** START Provided records **

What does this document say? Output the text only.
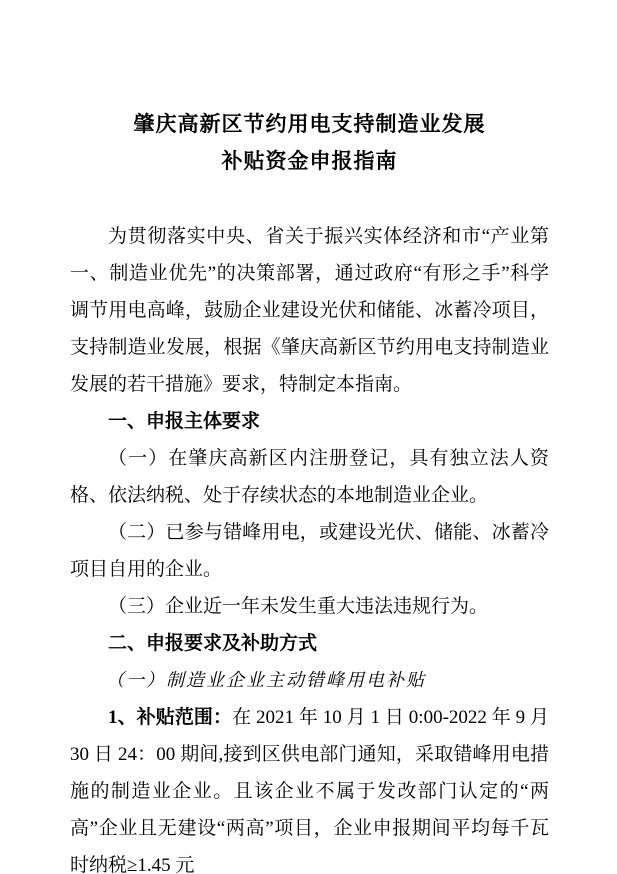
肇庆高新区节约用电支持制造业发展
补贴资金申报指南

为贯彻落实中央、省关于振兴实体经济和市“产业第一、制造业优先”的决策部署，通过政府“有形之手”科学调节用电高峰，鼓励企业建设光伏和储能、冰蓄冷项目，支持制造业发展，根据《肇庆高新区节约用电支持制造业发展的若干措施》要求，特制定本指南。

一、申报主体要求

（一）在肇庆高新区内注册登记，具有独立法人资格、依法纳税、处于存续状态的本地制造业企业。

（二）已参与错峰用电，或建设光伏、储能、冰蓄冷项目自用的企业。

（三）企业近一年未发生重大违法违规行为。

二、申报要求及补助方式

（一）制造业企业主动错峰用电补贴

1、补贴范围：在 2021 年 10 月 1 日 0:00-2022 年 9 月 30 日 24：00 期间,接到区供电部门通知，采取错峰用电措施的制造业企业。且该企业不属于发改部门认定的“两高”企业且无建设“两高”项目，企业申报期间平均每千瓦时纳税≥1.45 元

** END Provided records **

Given instruction = The data above needs to be retyped exactly, with the images left out.

Answer =
What does this document say? Output the text only.
肇庆高新区节约用电支持制造业发展
补贴资金申报指南

为贯彻落实中央、省关于振兴实体经济和市“产业第一、制造业优先”的决策部署，通过政府“有形之手”科学调节用电高峰，鼓励企业建设光伏和储能、冰蓄冷项目，支持制造业发展，根据《肇庆高新区节约用电支持制造业发展的若干措施》要求，特制定本指南。

一、申报主体要求

（一）在肇庆高新区内注册登记，具有独立法人资格、依法纳税、处于存续状态的本地制造业企业。

（二）已参与错峰用电，或建设光伏、储能、冰蓄冷项目自用的企业。

（三）企业近一年未发生重大违法违规行为。

二、申报要求及补助方式

（一）制造业企业主动错峰用电补贴

1、补贴范围：在 2021 年 10 月 1 日 0:00-2022 年 9 月 30 日 24：00 期间,接到区供电部门通知，采取错峰用电措施的制造业企业。且该企业不属于发改部门认定的“两高”企业且无建设“两高”项目，企业申报期间平均每千瓦时纳税≥1.45 元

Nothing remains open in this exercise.